Justifier avant toutes choses, c’est-à-dire affirmer : « tu es dans ton bon droit, tu as raison de ressentir ce que tu ressens », « ta peur est légitime en tant que tu l’as ressens et parce que tu la ressens ». Se faire l’avocat de l’existence de l’autre en première personne -au regard de ce qui en lui ou hors de lui l’accuse et le condamne-, ne se confond certes pas avec une autorisation à transgresser toutes les limites : « on ne permet pas à un enfant de tout faire en séance »[5], mais ne peut qu’encourager l’enfant à restaurer ses « potentialités structurelles psychiques »[6]. Avoir de droit de ressentir, de penser et de désirer en propre n’est certes pas identique à se donner le droit de faire, d’agir et d’exiger. Il est légitime que tu désires ce que tu désires, voire que tu désires tout, mais obtenir exige de se confronter à des restrictions. Pas tout mais pas rien non plus.
A la lumière de ces dernières remarques, quelques propos de Dolto prennent tout leur sens polémiques. Alors que D. E. dans son introduction cite des propos de Dolto qui se trouvent dans l'entretien qu'elle conduisit jadis avec elle, une partie importante de la réponse de cette dernière est « oubliée ». Voici en effet ce qu’écrit page 11 dans son introduction D.E. : « Françoise Dolto (…) distingue la psychanalyse des psychanalystes, certains ont appris la psychanalyse comme « on étudie la physique ou la chimie », ils détiennent un savoir psychologique, indifférent à la souffrance ». Si on se rapporte néanmoins à l'entretien de Dolto c’est-à-dire aux paroles même de Dolto, le propos est beaucoup plus vif et clairement polémique. Il est vif dans la mesure où il dénonce clairement ce que Danielle Eleb critique par ailleurs, soit le fait d'en être resté pour certains psychanalystes, à « un savoir objectif ». Voici donc ce que répondit en sen temps Dolto : « C’est plutôt un savoir psychologique où intellectuel, indifférent à la souffrance. Certains jouent au psychanalystes, mais ils ont à le devenir, à évoluer » (p.35).

DONNÉES FOURNIES

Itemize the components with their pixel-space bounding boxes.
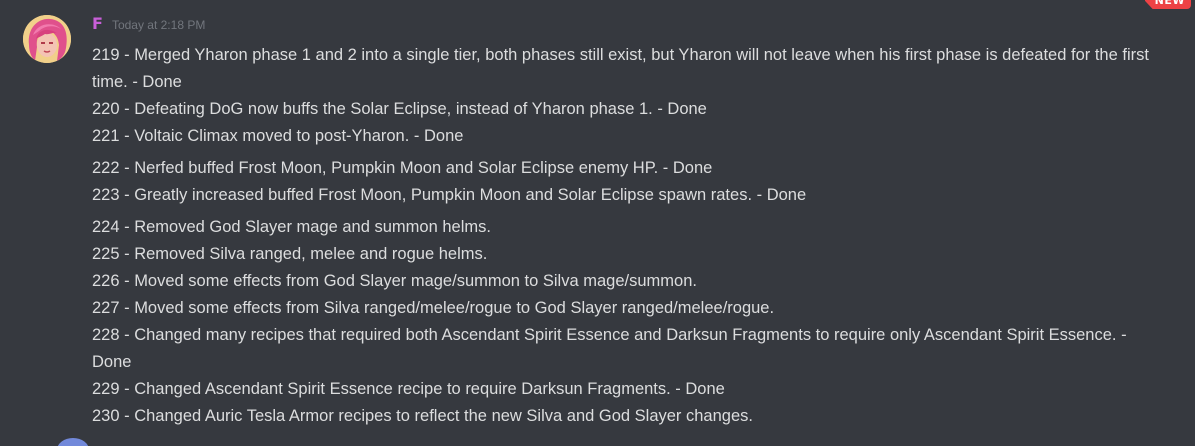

CONSIGNE
Recopiez mot pour mot le passage de l'extrait sur Dolto qui va de « Justifier avant toutes » à « rien non plus. ».

RÉPONSE ATTENDUE
Justifier avant toutes choses, c’est-à-dire affirmer : « tu es dans ton bon droit, tu as raison de ressentir ce que tu ressens », « ta peur est légitime en tant que tu l’as ressens et parce que tu la ressens ». Se faire l’avocat de l’existence de l’autre en première personne -au regard de ce qui en lui ou hors de lui l’accuse et le condamne-, ne se confond certes pas avec une autorisation à transgresser toutes les limites : « on ne permet pas à un enfant de tout faire en séance »[5], mais ne peut qu’encourager l’enfant à restaurer ses « potentialités structurelles psychiques »[6]. Avoir de droit de ressentir, de penser et de désirer en propre n’est certes pas identique à se donner le droit de faire, d’agir et d’exiger. Il est légitime que tu désires ce que tu désires, voire que tu désires tout, mais obtenir exige de se confronter à des restrictions. Pas tout mais pas rien non plus.